— THE TASK —
Without the pictures, return all of the material exactly as written.
======== DATASET RECORDS
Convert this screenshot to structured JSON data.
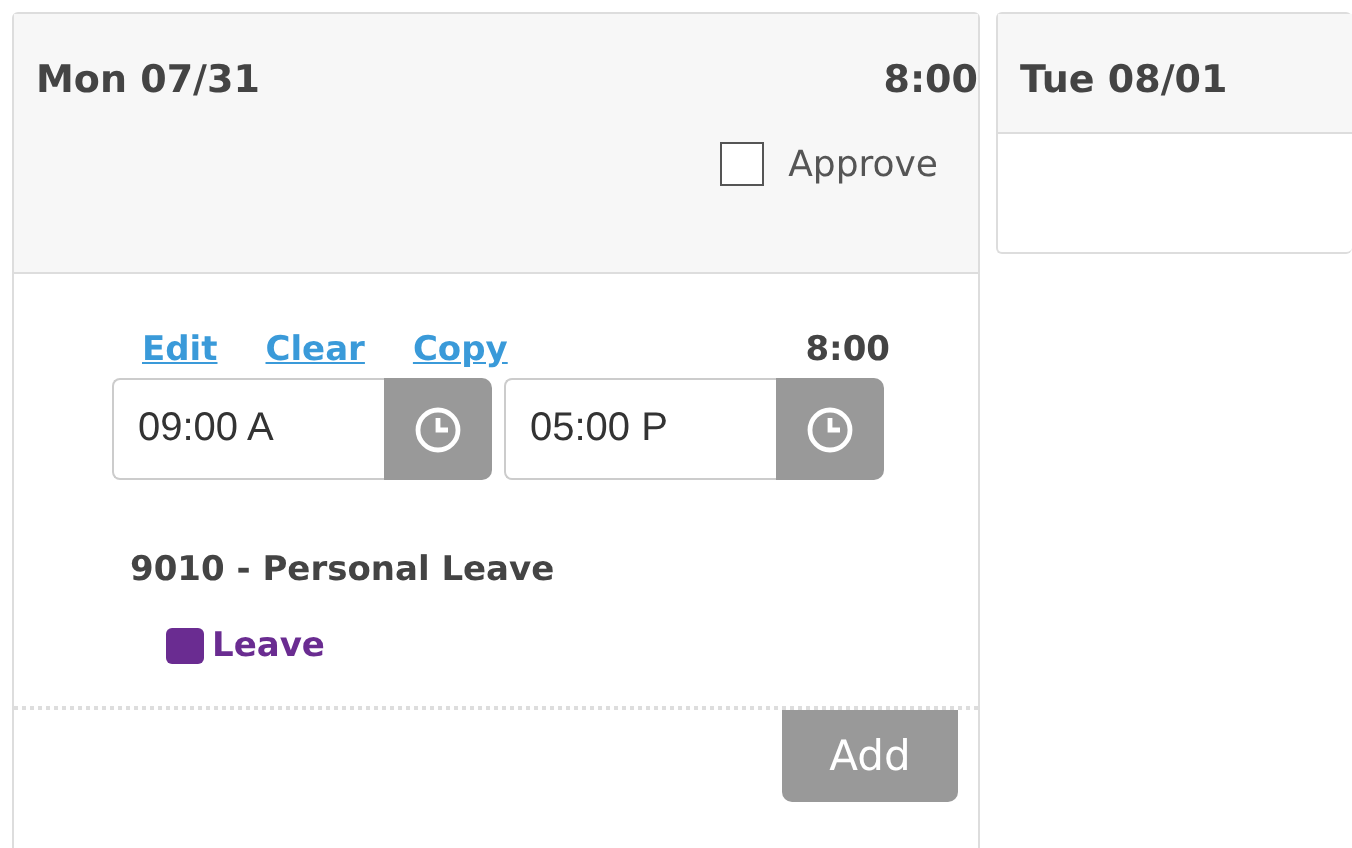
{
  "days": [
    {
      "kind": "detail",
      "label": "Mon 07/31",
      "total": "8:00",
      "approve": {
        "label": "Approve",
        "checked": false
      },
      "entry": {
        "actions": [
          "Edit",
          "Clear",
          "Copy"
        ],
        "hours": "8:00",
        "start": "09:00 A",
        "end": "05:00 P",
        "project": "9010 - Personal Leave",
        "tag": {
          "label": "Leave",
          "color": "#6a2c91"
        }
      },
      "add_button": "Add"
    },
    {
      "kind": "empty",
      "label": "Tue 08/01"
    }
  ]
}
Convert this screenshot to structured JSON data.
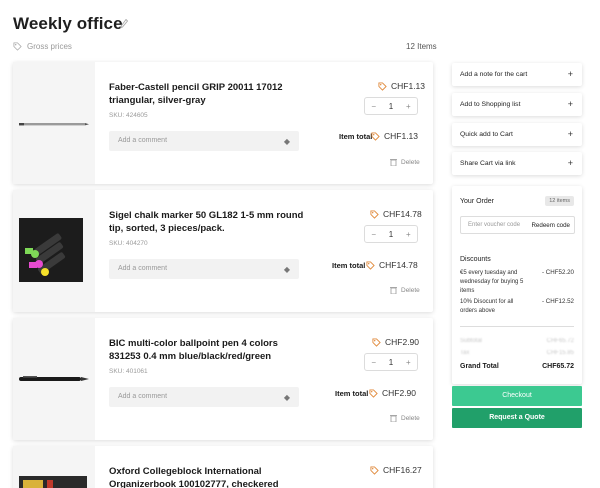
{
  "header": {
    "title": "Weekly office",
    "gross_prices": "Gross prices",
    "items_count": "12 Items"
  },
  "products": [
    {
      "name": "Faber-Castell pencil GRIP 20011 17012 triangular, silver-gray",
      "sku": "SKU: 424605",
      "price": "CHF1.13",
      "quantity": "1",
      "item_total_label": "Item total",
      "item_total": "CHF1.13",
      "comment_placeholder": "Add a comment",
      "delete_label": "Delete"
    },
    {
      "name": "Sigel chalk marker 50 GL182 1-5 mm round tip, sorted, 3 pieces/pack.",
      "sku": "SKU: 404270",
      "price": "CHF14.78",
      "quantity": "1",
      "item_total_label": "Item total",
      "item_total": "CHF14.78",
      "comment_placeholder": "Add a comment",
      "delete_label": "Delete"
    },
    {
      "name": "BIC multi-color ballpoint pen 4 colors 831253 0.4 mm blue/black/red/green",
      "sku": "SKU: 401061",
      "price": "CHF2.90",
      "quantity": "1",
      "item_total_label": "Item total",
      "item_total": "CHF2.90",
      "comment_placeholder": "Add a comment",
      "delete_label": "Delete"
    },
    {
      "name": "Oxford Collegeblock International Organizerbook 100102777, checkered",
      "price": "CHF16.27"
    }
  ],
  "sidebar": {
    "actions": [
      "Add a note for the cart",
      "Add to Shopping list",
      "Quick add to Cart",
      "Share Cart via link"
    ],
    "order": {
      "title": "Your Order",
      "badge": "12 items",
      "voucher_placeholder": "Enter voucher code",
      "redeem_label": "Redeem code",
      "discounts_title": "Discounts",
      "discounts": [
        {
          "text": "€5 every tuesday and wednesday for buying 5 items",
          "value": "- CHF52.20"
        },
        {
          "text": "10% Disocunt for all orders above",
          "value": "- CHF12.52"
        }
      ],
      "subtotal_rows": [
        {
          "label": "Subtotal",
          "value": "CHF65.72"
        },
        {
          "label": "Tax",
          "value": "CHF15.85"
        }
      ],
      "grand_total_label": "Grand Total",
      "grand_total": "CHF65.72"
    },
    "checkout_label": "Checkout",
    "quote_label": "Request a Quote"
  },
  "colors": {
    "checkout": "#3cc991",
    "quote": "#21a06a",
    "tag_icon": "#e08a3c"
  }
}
================
— OUTPUT BELOW —
Convert this screenshot to structured JSON data.
{
  "days": [
    {
      "kind": "detail",
      "label": "Mon 07/31",
      "total": "8:00",
      "approve": {
        "label": "Approve",
        "checked": false
      },
      "entry": {
        "actions": [
          "Edit",
          "Clear",
          "Copy"
        ],
        "hours": "8:00",
        "start": "09:00 A",
        "end": "05:00 P",
        "project": "9010 - Personal Leave",
        "tag": {
          "label": "Leave",
          "color": "#6a2c91"
        }
      },
      "add_button": "Add"
    },
    {
      "kind": "empty",
      "label": "Tue 08/01"
    }
  ]
}
Convert this screenshot to structured JSON data.
{
  "header": {
    "title": "Weekly office",
    "gross_prices": "Gross prices",
    "items_count": "12 Items"
  },
  "products": [
    {
      "name": "Faber-Castell pencil GRIP 20011 17012 triangular, silver-gray",
      "sku": "SKU: 424605",
      "price": "CHF1.13",
      "quantity": "1",
      "item_total_label": "Item total",
      "item_total": "CHF1.13",
      "comment_placeholder": "Add a comment",
      "delete_label": "Delete"
    },
    {
      "name": "Sigel chalk marker 50 GL182 1-5 mm round tip, sorted, 3 pieces/pack.",
      "sku": "SKU: 404270",
      "price": "CHF14.78",
      "quantity": "1",
      "item_total_label": "Item total",
      "item_total": "CHF14.78",
      "comment_placeholder": "Add a comment",
      "delete_label": "Delete"
    },
    {
      "name": "BIC multi-color ballpoint pen 4 colors 831253 0.4 mm blue/black/red/green",
      "sku": "SKU: 401061",
      "price": "CHF2.90",
      "quantity": "1",
      "item_total_label": "Item total",
      "item_total": "CHF2.90",
      "comment_placeholder": "Add a comment",
      "delete_label": "Delete"
    },
    {
      "name": "Oxford Collegeblock International Organizerbook 100102777, checkered",
      "price": "CHF16.27"
    }
  ],
  "sidebar": {
    "actions": [
      "Add a note for the cart",
      "Add to Shopping list",
      "Quick add to Cart",
      "Share Cart via link"
    ],
    "order": {
      "title": "Your Order",
      "badge": "12 items",
      "voucher_placeholder": "Enter voucher code",
      "redeem_label": "Redeem code",
      "discounts_title": "Discounts",
      "discounts": [
        {
          "text": "€5 every tuesday and wednesday for buying 5 items",
          "value": "- CHF52.20"
        },
        {
          "text": "10% Disocunt for all orders above",
          "value": "- CHF12.52"
        }
      ],
      "subtotal_rows": [
        {
          "label": "Subtotal",
          "value": "CHF65.72"
        },
        {
          "label": "Tax",
          "value": "CHF15.85"
        }
      ],
      "grand_total_label": "Grand Total",
      "grand_total": "CHF65.72"
    },
    "checkout_label": "Checkout",
    "quote_label": "Request a Quote"
  },
  "colors": {
    "checkout": "#3cc991",
    "quote": "#21a06a",
    "tag_icon": "#e08a3c"
  }
}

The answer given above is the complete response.